Start of Data for this task

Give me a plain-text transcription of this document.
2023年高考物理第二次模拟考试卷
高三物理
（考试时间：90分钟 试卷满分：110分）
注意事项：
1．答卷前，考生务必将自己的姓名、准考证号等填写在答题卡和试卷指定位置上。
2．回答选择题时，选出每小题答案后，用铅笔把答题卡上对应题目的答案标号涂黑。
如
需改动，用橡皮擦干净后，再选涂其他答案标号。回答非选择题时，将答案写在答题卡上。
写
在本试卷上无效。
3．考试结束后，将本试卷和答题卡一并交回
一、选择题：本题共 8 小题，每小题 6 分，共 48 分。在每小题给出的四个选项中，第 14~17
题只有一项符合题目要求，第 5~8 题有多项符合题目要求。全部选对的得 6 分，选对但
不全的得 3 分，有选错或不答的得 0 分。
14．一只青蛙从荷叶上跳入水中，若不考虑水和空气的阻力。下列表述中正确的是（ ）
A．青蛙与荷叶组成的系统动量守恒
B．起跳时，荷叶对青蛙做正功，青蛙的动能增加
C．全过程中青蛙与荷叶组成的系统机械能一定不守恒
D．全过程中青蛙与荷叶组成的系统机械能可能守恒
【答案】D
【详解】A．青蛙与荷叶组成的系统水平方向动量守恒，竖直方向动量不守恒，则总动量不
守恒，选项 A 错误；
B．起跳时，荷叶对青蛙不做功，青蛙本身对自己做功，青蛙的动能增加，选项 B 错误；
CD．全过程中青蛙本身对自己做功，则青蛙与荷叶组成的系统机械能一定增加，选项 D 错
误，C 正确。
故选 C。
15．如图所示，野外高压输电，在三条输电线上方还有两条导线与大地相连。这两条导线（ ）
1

End of Data for this task

[Do this] Go back to the listing above and please repeat it exactly.

[Response to the exercise]
Give me a plain-text transcription of this document.
2023年高考物理第二次模拟考试卷
高三物理
（考试时间：90分钟 试卷满分：110分）
注意事项：
1．答卷前，考生务必将自己的姓名、准考证号等填写在答题卡和试卷指定位置上。
2．回答选择题时，选出每小题答案后，用铅笔把答题卡上对应题目的答案标号涂黑。
如
需改动，用橡皮擦干净后，再选涂其他答案标号。回答非选择题时，将答案写在答题卡上。
写
在本试卷上无效。
3．考试结束后，将本试卷和答题卡一并交回
一、选择题：本题共 8 小题，每小题 6 分，共 48 分。在每小题给出的四个选项中，第 14~17
题只有一项符合题目要求，第 5~8 题有多项符合题目要求。全部选对的得 6 分，选对但
不全的得 3 分，有选错或不答的得 0 分。
14．一只青蛙从荷叶上跳入水中，若不考虑水和空气的阻力。下列表述中正确的是（ ）
A．青蛙与荷叶组成的系统动量守恒
B．起跳时，荷叶对青蛙做正功，青蛙的动能增加
C．全过程中青蛙与荷叶组成的系统机械能一定不守恒
D．全过程中青蛙与荷叶组成的系统机械能可能守恒
【答案】D
【详解】A．青蛙与荷叶组成的系统水平方向动量守恒，竖直方向动量不守恒，则总动量不
守恒，选项 A 错误；
B．起跳时，荷叶对青蛙不做功，青蛙本身对自己做功，青蛙的动能增加，选项 B 错误；
CD．全过程中青蛙本身对自己做功，则青蛙与荷叶组成的系统机械能一定增加，选项 D 错
误，C 正确。
故选 C。
15．如图所示，野外高压输电，在三条输电线上方还有两条导线与大地相连。这两条导线（ ）
1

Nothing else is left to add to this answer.